=== Begin Enclosure ===

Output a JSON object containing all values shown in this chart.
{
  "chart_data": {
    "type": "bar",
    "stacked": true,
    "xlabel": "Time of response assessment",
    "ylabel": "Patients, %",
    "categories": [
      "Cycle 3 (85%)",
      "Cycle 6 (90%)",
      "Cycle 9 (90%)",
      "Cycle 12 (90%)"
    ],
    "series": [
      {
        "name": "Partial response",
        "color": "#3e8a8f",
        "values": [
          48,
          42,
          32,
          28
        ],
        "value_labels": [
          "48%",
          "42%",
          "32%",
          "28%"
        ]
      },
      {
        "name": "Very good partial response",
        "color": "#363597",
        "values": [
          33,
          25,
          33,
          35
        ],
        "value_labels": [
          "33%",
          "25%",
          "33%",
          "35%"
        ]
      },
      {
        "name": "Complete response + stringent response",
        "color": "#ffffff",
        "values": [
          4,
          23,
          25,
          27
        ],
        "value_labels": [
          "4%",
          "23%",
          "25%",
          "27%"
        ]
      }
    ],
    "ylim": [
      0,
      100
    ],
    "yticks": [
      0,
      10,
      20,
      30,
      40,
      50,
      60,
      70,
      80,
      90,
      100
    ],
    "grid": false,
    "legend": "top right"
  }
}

=== End Enclosure ===

◆ Work item:
Restate the data in full so that no line differs from the original.

◆ Task output:
Output a JSON object containing all values shown in this chart.
{
  "chart_data": {
    "type": "bar",
    "stacked": true,
    "xlabel": "Time of response assessment",
    "ylabel": "Patients, %",
    "categories": [
      "Cycle 3 (85%)",
      "Cycle 6 (90%)",
      "Cycle 9 (90%)",
      "Cycle 12 (90%)"
    ],
    "series": [
      {
        "name": "Partial response",
        "color": "#3e8a8f",
        "values": [
          48,
          42,
          32,
          28
        ],
        "value_labels": [
          "48%",
          "42%",
          "32%",
          "28%"
        ]
      },
      {
        "name": "Very good partial response",
        "color": "#363597",
        "values": [
          33,
          25,
          33,
          35
        ],
        "value_labels": [
          "33%",
          "25%",
          "33%",
          "35%"
        ]
      },
      {
        "name": "Complete response + stringent response",
        "color": "#ffffff",
        "values": [
          4,
          23,
          25,
          27
        ],
        "value_labels": [
          "4%",
          "23%",
          "25%",
          "27%"
        ]
      }
    ],
    "ylim": [
      0,
      100
    ],
    "yticks": [
      0,
      10,
      20,
      30,
      40,
      50,
      60,
      70,
      80,
      90,
      100
    ],
    "grid": false,
    "legend": "top right"
  }
}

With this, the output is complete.